** Begin Data provided **
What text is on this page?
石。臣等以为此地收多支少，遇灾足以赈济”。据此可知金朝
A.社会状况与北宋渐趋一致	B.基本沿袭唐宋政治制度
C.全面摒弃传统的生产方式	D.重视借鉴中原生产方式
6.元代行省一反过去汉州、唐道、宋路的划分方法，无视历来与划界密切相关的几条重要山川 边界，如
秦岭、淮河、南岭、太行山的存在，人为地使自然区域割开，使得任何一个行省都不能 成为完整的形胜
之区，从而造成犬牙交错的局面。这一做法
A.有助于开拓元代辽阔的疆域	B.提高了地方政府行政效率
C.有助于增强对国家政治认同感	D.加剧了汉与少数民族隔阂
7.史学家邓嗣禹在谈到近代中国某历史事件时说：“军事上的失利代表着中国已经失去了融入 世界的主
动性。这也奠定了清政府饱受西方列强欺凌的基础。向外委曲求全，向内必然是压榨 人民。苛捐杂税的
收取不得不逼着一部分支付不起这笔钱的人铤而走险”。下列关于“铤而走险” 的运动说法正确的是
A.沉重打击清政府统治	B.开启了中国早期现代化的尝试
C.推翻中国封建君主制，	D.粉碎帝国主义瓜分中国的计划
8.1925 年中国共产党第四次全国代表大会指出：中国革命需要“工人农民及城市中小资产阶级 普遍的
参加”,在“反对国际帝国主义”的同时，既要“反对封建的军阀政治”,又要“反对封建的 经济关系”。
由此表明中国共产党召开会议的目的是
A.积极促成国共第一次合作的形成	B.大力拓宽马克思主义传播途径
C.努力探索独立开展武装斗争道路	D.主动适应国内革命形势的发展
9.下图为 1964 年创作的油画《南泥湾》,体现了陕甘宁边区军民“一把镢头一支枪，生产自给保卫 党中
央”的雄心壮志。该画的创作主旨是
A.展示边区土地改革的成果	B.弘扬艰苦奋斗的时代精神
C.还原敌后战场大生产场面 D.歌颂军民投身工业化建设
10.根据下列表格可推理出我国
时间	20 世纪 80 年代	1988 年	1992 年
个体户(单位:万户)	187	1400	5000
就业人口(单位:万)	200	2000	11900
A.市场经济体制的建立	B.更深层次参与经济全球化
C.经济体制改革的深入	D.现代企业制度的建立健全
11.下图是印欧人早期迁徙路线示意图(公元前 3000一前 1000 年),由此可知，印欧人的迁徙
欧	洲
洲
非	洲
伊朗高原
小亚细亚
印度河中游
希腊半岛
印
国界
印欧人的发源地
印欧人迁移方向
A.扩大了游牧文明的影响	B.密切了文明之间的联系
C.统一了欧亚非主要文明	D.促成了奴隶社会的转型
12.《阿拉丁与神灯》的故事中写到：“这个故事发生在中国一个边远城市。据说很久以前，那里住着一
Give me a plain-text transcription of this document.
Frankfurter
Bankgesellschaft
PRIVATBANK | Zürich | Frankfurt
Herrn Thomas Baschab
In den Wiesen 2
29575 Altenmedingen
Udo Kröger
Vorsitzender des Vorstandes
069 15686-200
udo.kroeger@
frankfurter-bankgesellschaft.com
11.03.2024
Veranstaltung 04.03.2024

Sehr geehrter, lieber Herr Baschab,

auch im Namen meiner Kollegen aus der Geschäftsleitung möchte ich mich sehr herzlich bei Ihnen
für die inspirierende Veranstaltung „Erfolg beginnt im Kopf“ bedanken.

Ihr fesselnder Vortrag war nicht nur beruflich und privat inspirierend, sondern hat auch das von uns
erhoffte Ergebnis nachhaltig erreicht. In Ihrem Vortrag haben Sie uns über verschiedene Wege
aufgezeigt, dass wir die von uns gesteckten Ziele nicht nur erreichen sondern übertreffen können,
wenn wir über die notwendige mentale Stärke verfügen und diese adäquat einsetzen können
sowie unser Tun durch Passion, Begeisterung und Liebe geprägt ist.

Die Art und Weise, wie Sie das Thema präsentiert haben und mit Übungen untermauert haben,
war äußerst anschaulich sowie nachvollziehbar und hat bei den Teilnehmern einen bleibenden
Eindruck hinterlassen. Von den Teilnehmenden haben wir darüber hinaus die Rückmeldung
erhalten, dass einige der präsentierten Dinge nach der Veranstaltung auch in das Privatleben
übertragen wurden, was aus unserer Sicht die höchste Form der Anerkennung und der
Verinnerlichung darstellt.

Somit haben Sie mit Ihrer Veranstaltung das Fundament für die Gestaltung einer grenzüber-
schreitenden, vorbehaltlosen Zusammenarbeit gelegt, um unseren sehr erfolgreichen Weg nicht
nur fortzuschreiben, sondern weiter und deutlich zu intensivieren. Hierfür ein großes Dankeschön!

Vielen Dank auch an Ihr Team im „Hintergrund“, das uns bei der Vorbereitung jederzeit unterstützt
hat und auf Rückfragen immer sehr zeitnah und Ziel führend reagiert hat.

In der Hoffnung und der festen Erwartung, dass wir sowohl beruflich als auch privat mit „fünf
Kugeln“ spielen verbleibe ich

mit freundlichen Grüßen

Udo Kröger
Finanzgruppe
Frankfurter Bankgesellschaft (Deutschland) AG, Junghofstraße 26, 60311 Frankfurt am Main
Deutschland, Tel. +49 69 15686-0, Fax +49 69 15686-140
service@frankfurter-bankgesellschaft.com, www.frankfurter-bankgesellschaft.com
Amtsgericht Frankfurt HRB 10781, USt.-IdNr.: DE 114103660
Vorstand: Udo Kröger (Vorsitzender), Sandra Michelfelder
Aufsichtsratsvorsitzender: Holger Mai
** End Data provided **
Directive – Identify and list each line with the word "text".

Output below –
What text is on this page?
Give me a plain-text transcription of this document.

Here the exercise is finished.